» **INPUT DATA**
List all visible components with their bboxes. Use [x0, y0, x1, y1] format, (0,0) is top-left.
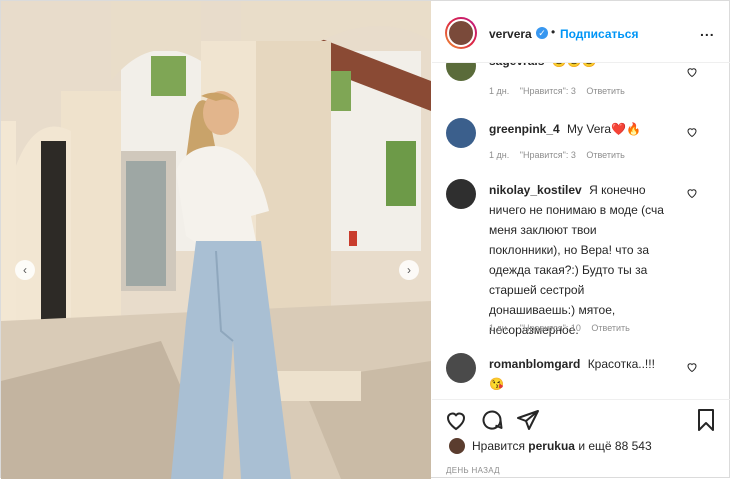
comments-list[interactable]: sagevrals 😊😊😊 1 дн. "Нравится": 3 Ответи…	[432, 63, 730, 399]
comment-meta: 1 дн. "Нравится": 3 Ответить	[489, 86, 633, 96]
bookmark-icon[interactable]	[694, 408, 718, 432]
likes-count[interactable]: и ещё 88 543	[578, 439, 651, 453]
likes-prefix: Нравится	[472, 439, 525, 453]
comment-body: romanblomgard Красотка..!!! 😘	[489, 354, 669, 394]
liker-username[interactable]: perukua	[528, 439, 575, 453]
comment-likes[interactable]: "Нравится": 10	[520, 323, 581, 333]
post-timestamp[interactable]: ДЕНЬ НАЗАД	[446, 466, 500, 475]
comment-body: greenpink_4 My Vera❤️🔥	[489, 119, 689, 139]
comment-body: sagevrals 😊😊😊	[489, 63, 689, 71]
comment-time[interactable]: 1 дн.	[489, 323, 509, 333]
comment-heart-icon[interactable]	[686, 187, 698, 199]
reply-button[interactable]: Ответить	[591, 323, 629, 333]
commenter-avatar[interactable]	[446, 353, 476, 383]
verified-badge-icon: ✓	[536, 27, 548, 39]
commenter-avatar[interactable]	[446, 118, 476, 148]
commenter-avatar[interactable]	[446, 179, 476, 209]
post-photo[interactable]: ‹ ›	[1, 1, 431, 479]
comment-text: 😊😊😊	[552, 63, 597, 68]
separator-dot: •	[551, 25, 556, 39]
liker-avatar[interactable]	[449, 438, 465, 454]
commenter-avatar[interactable]	[446, 63, 476, 81]
comment-likes[interactable]: "Нравится": 3	[520, 150, 576, 160]
commenter-username[interactable]: sagevrals	[489, 63, 544, 68]
post-header: ververa ✓ • Подписаться ...	[432, 1, 730, 63]
author-username[interactable]: ververa	[489, 27, 532, 41]
next-photo-button[interactable]: ›	[399, 260, 419, 280]
comment-icon[interactable]	[480, 408, 504, 432]
comment-heart-icon[interactable]	[686, 126, 698, 138]
instagram-post: ‹ › ververa ✓ • Подписаться ... sagevral…	[0, 0, 730, 479]
commenter-username[interactable]: romanblomgard	[489, 357, 580, 371]
likes-summary[interactable]: Нравится perukua и ещё 88 543	[472, 439, 652, 453]
commenter-username[interactable]: nikolay_kostilev	[489, 183, 582, 197]
reply-button[interactable]: Ответить	[586, 86, 624, 96]
story-ring[interactable]	[445, 17, 477, 49]
comment-body: nikolay_kostilev Я конечно ничего не пон…	[489, 180, 669, 340]
comment-time[interactable]: 1 дн.	[489, 150, 509, 160]
comment-text: Я конечно ничего не понимаю в моде (сча …	[489, 183, 664, 337]
follow-button[interactable]: Подписаться	[560, 27, 638, 41]
author-avatar[interactable]	[447, 19, 475, 47]
comment-likes[interactable]: "Нравится": 3	[520, 86, 576, 96]
share-icon[interactable]	[516, 408, 540, 432]
more-options-button[interactable]: ...	[700, 23, 715, 39]
reply-button[interactable]: Ответить	[586, 150, 624, 160]
comment-time[interactable]: 1 дн.	[489, 86, 509, 96]
comment-heart-icon[interactable]	[686, 66, 698, 78]
prev-photo-button[interactable]: ‹	[15, 260, 35, 280]
comment-meta: 1 дн. "Нравится": 10 Ответить	[489, 323, 638, 333]
commenter-username[interactable]: greenpink_4	[489, 122, 560, 136]
comment-text: My Vera❤️🔥	[567, 122, 641, 136]
post-side-panel: ververa ✓ • Подписаться ... sagevrals 😊😊…	[432, 1, 730, 479]
comment-heart-icon[interactable]	[686, 361, 698, 373]
heart-icon[interactable]	[444, 408, 468, 432]
comment-meta: 1 дн. "Нравится": 3 Ответить	[489, 150, 633, 160]
photo-scene	[1, 1, 431, 479]
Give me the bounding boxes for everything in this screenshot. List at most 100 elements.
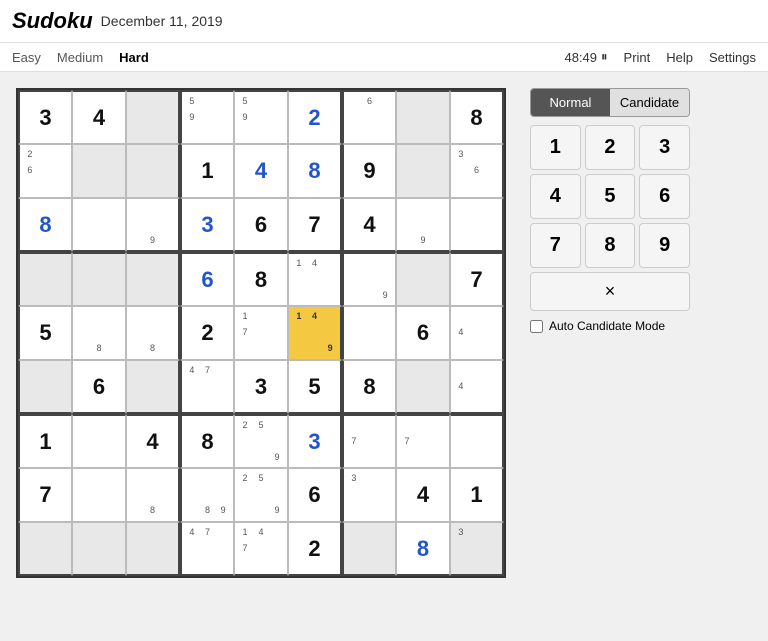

» **WHAT IS ASKED**
Reproduce every row above word for word, leaving out the pictures.

» **THE SOLUTION**
List all visible components with their bboxes. Use [x0, y0, x1, y1] format, (0,0) is top-left.
comments-list[interactable]: sagevrals 😊😊😊 1 дн. "Нравится": 3 Ответи…	[432, 63, 730, 399]
comment-meta: 1 дн. "Нравится": 3 Ответить	[489, 86, 633, 96]
bookmark-icon[interactable]	[694, 408, 718, 432]
likes-count[interactable]: и ещё 88 543	[578, 439, 651, 453]
likes-prefix: Нравится	[472, 439, 525, 453]
comment-body: romanblomgard Красотка..!!! 😘	[489, 354, 669, 394]
liker-username[interactable]: perukua	[528, 439, 575, 453]
comment-likes[interactable]: "Нравится": 10	[520, 323, 581, 333]
post-timestamp[interactable]: ДЕНЬ НАЗАД	[446, 466, 500, 475]
comment-body: greenpink_4 My Vera❤️🔥	[489, 119, 689, 139]
comment-body: sagevrals 😊😊😊	[489, 63, 689, 71]
comment-time[interactable]: 1 дн.	[489, 323, 509, 333]
comment-heart-icon[interactable]	[686, 187, 698, 199]
reply-button[interactable]: Ответить	[591, 323, 629, 333]
commenter-avatar[interactable]	[446, 353, 476, 383]
verified-badge-icon: ✓	[536, 27, 548, 39]
commenter-avatar[interactable]	[446, 118, 476, 148]
commenter-avatar[interactable]	[446, 179, 476, 209]
post-photo[interactable]: ‹ ›	[1, 1, 431, 479]
comment-text: 😊😊😊	[552, 63, 597, 68]
separator-dot: •	[551, 25, 556, 39]
liker-avatar[interactable]	[449, 438, 465, 454]
commenter-avatar[interactable]	[446, 63, 476, 81]
comment-likes[interactable]: "Нравится": 3	[520, 150, 576, 160]
commenter-username[interactable]: sagevrals	[489, 63, 544, 68]
post-header: ververa ✓ • Подписаться ...	[432, 1, 730, 63]
author-username[interactable]: ververa	[489, 27, 532, 41]
next-photo-button[interactable]: ›	[399, 260, 419, 280]
comment-icon[interactable]	[480, 408, 504, 432]
comment-heart-icon[interactable]	[686, 126, 698, 138]
instagram-post: ‹ › ververa ✓ • Подписаться ... sagevral…	[0, 0, 730, 479]
commenter-username[interactable]: romanblomgard	[489, 357, 580, 371]
likes-summary[interactable]: Нравится perukua и ещё 88 543	[472, 439, 652, 453]
commenter-username[interactable]: nikolay_kostilev	[489, 183, 582, 197]
reply-button[interactable]: Ответить	[586, 86, 624, 96]
story-ring[interactable]	[445, 17, 477, 49]
comment-body: nikolay_kostilev Я конечно ничего не пон…	[489, 180, 669, 340]
comment-time[interactable]: 1 дн.	[489, 150, 509, 160]
comment-text: Я конечно ничего не понимаю в моде (сча …	[489, 183, 664, 337]
follow-button[interactable]: Подписаться	[560, 27, 638, 41]
author-avatar[interactable]	[447, 19, 475, 47]
comment-likes[interactable]: "Нравится": 3	[520, 86, 576, 96]
share-icon[interactable]	[516, 408, 540, 432]
more-options-button[interactable]: ...	[700, 23, 715, 39]
reply-button[interactable]: Ответить	[586, 150, 624, 160]
comment-time[interactable]: 1 дн.	[489, 86, 509, 96]
comment-heart-icon[interactable]	[686, 66, 698, 78]
prev-photo-button[interactable]: ‹	[15, 260, 35, 280]
comment-meta: 1 дн. "Нравится": 10 Ответить	[489, 323, 638, 333]
commenter-username[interactable]: greenpink_4	[489, 122, 560, 136]
comment-text: My Vera❤️🔥	[567, 122, 641, 136]
post-side-panel: ververa ✓ • Подписаться ... sagevrals 😊😊…	[432, 1, 730, 479]
comment-heart-icon[interactable]	[686, 361, 698, 373]
heart-icon[interactable]	[444, 408, 468, 432]
comment-meta: 1 дн. "Нравится": 3 Ответить	[489, 150, 633, 160]
photo-scene	[1, 1, 431, 479]
Give me the bounding boxes for everything in this screenshot. List at most 100 elements.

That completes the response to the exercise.